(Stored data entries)
————————
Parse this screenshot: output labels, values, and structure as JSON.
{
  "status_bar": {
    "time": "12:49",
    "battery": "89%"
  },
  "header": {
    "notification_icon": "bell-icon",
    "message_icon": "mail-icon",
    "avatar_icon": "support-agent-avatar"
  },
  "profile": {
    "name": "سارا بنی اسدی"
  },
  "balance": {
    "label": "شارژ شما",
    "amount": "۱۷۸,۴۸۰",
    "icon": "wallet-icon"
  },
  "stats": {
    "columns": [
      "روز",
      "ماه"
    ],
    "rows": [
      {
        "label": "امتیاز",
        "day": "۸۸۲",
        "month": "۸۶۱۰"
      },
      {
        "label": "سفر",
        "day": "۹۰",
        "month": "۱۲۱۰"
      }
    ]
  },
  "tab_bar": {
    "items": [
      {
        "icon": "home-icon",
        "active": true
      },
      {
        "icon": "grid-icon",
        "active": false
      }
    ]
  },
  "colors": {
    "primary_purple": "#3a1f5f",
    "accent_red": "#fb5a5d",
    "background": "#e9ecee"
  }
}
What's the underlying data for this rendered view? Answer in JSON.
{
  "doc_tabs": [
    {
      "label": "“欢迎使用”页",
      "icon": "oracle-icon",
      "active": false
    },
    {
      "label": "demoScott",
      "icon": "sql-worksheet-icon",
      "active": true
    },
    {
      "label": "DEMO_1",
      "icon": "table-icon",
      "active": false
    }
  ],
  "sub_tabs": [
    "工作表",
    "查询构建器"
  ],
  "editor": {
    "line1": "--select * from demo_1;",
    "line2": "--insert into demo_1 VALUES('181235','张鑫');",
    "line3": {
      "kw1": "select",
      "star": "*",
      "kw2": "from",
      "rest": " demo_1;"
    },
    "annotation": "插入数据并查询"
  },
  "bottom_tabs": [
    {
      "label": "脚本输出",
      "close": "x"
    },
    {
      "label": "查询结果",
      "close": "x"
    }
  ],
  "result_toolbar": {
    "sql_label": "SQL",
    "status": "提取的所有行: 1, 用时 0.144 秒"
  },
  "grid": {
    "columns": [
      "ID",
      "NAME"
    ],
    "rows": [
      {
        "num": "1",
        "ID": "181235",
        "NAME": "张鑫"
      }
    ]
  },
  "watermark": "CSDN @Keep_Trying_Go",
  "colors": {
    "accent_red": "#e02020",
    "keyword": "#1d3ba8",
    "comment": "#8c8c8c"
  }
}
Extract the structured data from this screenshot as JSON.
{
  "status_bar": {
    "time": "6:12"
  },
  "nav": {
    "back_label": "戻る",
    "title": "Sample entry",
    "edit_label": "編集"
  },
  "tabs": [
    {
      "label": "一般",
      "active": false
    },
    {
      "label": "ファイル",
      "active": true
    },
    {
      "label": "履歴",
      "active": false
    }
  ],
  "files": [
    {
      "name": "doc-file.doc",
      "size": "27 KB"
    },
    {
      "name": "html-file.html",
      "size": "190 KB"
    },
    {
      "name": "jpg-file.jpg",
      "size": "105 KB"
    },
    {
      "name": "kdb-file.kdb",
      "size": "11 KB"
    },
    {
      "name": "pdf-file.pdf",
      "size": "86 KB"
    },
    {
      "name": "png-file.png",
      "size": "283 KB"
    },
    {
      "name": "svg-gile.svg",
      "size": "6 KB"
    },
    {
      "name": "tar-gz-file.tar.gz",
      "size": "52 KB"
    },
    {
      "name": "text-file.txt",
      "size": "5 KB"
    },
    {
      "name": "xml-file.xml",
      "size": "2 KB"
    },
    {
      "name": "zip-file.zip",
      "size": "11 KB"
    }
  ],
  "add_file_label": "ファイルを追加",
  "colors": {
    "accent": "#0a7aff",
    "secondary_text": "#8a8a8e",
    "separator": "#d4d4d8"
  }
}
————————
• **Exercise**
Transcribe every entry exactly, omitting nothing.

• **Exercise answer**
Parse this screenshot: output labels, values, and structure as JSON.
{
  "status_bar": {
    "time": "12:49",
    "battery": "89%"
  },
  "header": {
    "notification_icon": "bell-icon",
    "message_icon": "mail-icon",
    "avatar_icon": "support-agent-avatar"
  },
  "profile": {
    "name": "سارا بنی اسدی"
  },
  "balance": {
    "label": "شارژ شما",
    "amount": "۱۷۸,۴۸۰",
    "icon": "wallet-icon"
  },
  "stats": {
    "columns": [
      "روز",
      "ماه"
    ],
    "rows": [
      {
        "label": "امتیاز",
        "day": "۸۸۲",
        "month": "۸۶۱۰"
      },
      {
        "label": "سفر",
        "day": "۹۰",
        "month": "۱۲۱۰"
      }
    ]
  },
  "tab_bar": {
    "items": [
      {
        "icon": "home-icon",
        "active": true
      },
      {
        "icon": "grid-icon",
        "active": false
      }
    ]
  },
  "colors": {
    "primary_purple": "#3a1f5f",
    "accent_red": "#fb5a5d",
    "background": "#e9ecee"
  }
}
What's the underlying data for this rendered view? Answer in JSON.
{
  "doc_tabs": [
    {
      "label": "“欢迎使用”页",
      "icon": "oracle-icon",
      "active": false
    },
    {
      "label": "demoScott",
      "icon": "sql-worksheet-icon",
      "active": true
    },
    {
      "label": "DEMO_1",
      "icon": "table-icon",
      "active": false
    }
  ],
  "sub_tabs": [
    "工作表",
    "查询构建器"
  ],
  "editor": {
    "line1": "--select * from demo_1;",
    "line2": "--insert into demo_1 VALUES('181235','张鑫');",
    "line3": {
      "kw1": "select",
      "star": "*",
      "kw2": "from",
      "rest": " demo_1;"
    },
    "annotation": "插入数据并查询"
  },
  "bottom_tabs": [
    {
      "label": "脚本输出",
      "close": "x"
    },
    {
      "label": "查询结果",
      "close": "x"
    }
  ],
  "result_toolbar": {
    "sql_label": "SQL",
    "status": "提取的所有行: 1, 用时 0.144 秒"
  },
  "grid": {
    "columns": [
      "ID",
      "NAME"
    ],
    "rows": [
      {
        "num": "1",
        "ID": "181235",
        "NAME": "张鑫"
      }
    ]
  },
  "watermark": "CSDN @Keep_Trying_Go",
  "colors": {
    "accent_red": "#e02020",
    "keyword": "#1d3ba8",
    "comment": "#8c8c8c"
  }
}
Extract the structured data from this screenshot as JSON.
{
  "status_bar": {
    "time": "6:12"
  },
  "nav": {
    "back_label": "戻る",
    "title": "Sample entry",
    "edit_label": "編集"
  },
  "tabs": [
    {
      "label": "一般",
      "active": false
    },
    {
      "label": "ファイル",
      "active": true
    },
    {
      "label": "履歴",
      "active": false
    }
  ],
  "files": [
    {
      "name": "doc-file.doc",
      "size": "27 KB"
    },
    {
      "name": "html-file.html",
      "size": "190 KB"
    },
    {
      "name": "jpg-file.jpg",
      "size": "105 KB"
    },
    {
      "name": "kdb-file.kdb",
      "size": "11 KB"
    },
    {
      "name": "pdf-file.pdf",
      "size": "86 KB"
    },
    {
      "name": "png-file.png",
      "size": "283 KB"
    },
    {
      "name": "svg-gile.svg",
      "size": "6 KB"
    },
    {
      "name": "tar-gz-file.tar.gz",
      "size": "52 KB"
    },
    {
      "name": "text-file.txt",
      "size": "5 KB"
    },
    {
      "name": "xml-file.xml",
      "size": "2 KB"
    },
    {
      "name": "zip-file.zip",
      "size": "11 KB"
    }
  ],
  "add_file_label": "ファイルを追加",
  "colors": {
    "accent": "#0a7aff",
    "secondary_text": "#8a8a8e",
    "separator": "#d4d4d8"
  }
}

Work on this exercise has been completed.